** EXERCISE SET **
**a)** Edit the animation research passage, starting with "However, students given" and going on through "intentional learning goal.", replacing "soccer ball" with "beach ball".
**b)** In the animation research passage, what grade were the students who were given the animated sequences?

** READING TEXT follows **

Rieber, L.P. (1991). Animation, incidental learning, and continuing motivation. Journal of Educational Psychology, 83(3), 318-328. Copyright 1991 by the American Psychological Association. Reprinted by permission of the publisher.
However, students given animated presentations were also exposed to another application of Newton's second law, where the mass of an object varies but the force remains constant. Through animation, students were shown the consequences of what happens when you apply the same size force to objects of different mass, such as a concrete block and a soccer ball, as illustrated in Figure 6.8. This application was an incidental learning outcome, meaning that no formal attempt was made to actually teach the application -- it just happened to be part of the animation. In fact, the purpose of the animated sequence was to promote the intentional learning goal.
Results were quite startling. The fourth graders given the animated sequences successfully extracted this incidental information and applied it in appropriate ways. Furthermore, there seemed to be no obvious decrease in their intentional learning. However, there were consequences to this "extra" learning. Not only were the students able to apply this incidental information to appropriate contexts, they also applied it to inappropriate contexts. They incorrectly used the information to help solve problems dealing with the concept of gravity, whereas students only given static graphics were not prone to such interpretations. This "good news, bad news" story shows that students are constantly processing information in a variety of ways. Sometimes, their interpretations are constructive and relate to a set of larger goals; other times they may be building misconceptions.
Some Final Comments about Animation Research
As you can see, the available research on the effects of animation on learning is quite small. That fact has influenced me to be more systematic in my research agenda in order to efficiently investigate a wide range of issues. Other work, though largely nonexperimental, has been done on the instructional effectiveness of animated graphic displays. For example, Margaret Withrow (1978, 1979) and her associates have successfully used computer animation for languaging activities with hearing-impaired students. Other work includes motion perception research (e.g., Proffitt & Kaiser, 1986; see also the history of apparent motion research in chapter 4), testing (Hale, Okey, Shaw, & Burns, 1985), learning geography (Collins, Adams, & Pew, 1978), and understanding three-dimensional orthographic drawings (Zavotka, 1987).
Given the limited research, designers and developers should cautiously and prudently interpret and apply the research results. It is hoped that much more research will be forthcoming, especially for presentation issues, as the visualization community begins to apply its high-end computer graphics systems to instructional issues. A whole range of questions related to two versus three dimensions, texture, color, and lighting and shading, remain largely unexplored (see Tufte, 1990 for discussions on designing graphics that escape from "flat land," for example). The ending from my earlier review of animation is still very relevant here: "CBI designers are faced with a curious dilemma. They must resist incorporating special effects, like animation, when no rationale exists, yet must try to educe creative and innovative applications from the computer medium" (Rieber, 1990a, p. 84).

** End of READING TEXT **
** SUPPLIED MATERIAL follows **

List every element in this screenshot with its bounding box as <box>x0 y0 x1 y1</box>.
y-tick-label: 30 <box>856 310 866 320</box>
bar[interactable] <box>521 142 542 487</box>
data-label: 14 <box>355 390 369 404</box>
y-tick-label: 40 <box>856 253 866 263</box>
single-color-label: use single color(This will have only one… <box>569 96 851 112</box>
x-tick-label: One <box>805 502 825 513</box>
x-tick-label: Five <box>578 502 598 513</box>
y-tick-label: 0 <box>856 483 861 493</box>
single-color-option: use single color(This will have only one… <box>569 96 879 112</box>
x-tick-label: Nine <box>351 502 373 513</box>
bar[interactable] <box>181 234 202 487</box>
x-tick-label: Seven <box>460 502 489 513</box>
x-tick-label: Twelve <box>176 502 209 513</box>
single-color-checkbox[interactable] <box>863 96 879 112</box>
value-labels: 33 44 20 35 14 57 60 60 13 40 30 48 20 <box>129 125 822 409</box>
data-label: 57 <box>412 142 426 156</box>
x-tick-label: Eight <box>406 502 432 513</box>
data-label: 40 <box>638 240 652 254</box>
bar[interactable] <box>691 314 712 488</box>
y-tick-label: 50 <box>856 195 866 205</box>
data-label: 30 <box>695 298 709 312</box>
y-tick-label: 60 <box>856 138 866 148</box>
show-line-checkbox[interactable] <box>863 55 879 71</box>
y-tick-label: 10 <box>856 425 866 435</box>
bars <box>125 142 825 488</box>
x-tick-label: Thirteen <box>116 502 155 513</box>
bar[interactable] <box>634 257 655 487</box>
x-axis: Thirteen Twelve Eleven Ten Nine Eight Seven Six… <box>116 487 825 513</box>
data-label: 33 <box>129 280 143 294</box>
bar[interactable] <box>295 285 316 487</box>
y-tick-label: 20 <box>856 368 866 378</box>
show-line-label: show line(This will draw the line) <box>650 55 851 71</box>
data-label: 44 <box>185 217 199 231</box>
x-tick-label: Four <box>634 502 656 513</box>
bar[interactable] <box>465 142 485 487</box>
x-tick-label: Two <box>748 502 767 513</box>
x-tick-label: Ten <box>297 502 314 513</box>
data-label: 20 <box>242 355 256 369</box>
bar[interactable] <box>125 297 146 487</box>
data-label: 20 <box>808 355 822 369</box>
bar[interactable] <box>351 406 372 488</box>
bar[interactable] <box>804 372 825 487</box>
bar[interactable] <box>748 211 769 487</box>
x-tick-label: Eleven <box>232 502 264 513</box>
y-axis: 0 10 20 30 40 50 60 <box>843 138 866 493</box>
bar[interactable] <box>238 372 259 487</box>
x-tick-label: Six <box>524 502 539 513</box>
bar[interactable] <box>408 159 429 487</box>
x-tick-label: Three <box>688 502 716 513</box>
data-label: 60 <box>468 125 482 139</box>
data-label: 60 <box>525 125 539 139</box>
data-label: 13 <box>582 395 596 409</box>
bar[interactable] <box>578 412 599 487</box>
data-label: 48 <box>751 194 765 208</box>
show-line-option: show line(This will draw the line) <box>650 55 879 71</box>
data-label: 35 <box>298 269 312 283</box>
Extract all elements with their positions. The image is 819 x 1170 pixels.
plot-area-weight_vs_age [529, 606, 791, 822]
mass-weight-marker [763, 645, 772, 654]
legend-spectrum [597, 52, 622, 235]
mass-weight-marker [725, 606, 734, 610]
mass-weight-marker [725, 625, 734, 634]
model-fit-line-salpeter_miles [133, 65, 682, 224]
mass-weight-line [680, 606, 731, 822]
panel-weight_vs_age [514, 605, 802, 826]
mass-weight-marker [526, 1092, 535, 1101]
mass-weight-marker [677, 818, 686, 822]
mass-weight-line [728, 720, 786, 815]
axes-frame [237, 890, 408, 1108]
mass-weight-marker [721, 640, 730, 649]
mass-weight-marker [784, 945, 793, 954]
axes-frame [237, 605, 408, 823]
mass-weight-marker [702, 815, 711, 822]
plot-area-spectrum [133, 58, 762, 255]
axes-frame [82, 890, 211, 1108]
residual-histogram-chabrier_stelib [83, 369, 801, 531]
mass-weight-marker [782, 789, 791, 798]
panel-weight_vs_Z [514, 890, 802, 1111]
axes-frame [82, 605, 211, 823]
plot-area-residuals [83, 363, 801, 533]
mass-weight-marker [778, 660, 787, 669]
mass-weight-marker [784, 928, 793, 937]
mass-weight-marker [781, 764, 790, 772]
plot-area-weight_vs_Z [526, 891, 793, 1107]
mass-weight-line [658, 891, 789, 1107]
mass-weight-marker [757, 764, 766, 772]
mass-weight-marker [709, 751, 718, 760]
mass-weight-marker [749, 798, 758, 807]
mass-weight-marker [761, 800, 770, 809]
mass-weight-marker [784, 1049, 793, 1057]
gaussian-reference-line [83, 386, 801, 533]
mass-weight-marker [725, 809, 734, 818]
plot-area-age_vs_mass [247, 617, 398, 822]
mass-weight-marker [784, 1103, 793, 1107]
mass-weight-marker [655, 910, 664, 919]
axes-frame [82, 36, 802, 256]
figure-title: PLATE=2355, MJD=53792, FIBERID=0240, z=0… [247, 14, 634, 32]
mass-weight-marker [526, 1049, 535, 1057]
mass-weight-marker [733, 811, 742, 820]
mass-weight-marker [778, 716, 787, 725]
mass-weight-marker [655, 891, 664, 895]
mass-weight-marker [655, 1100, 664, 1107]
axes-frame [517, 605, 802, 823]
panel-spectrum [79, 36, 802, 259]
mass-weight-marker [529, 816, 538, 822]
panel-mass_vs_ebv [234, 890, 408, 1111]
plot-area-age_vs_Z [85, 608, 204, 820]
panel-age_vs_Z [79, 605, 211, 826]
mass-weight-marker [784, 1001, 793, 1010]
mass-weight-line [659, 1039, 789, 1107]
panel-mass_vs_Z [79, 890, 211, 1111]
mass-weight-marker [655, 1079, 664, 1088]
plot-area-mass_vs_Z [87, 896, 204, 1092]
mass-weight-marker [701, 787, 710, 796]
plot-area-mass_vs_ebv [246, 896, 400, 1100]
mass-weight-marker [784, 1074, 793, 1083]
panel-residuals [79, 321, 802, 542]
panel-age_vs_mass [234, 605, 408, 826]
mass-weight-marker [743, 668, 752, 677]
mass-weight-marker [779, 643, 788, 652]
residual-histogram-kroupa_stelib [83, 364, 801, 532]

** End of SUPPLIED MATERIAL **

** SOLVED TASKS **
**a)**
However, students given animated presentations were also exposed to another application of Newton's second law, where the mass of an object varies but the force remains constant. Through animation, students were shown the consequences of what happens when you apply the same size force to objects of different mass, such as a concrete block and a beach ball, as illustrated in Figure 6.8. This application was an incidental learning outcome, meaning that no formal attempt was made to actually teach the application -- it just happened to be part of the animation. In fact, the purpose of the animated sequence was to promote the intentional learning goal.

**b)** They were fourth graders.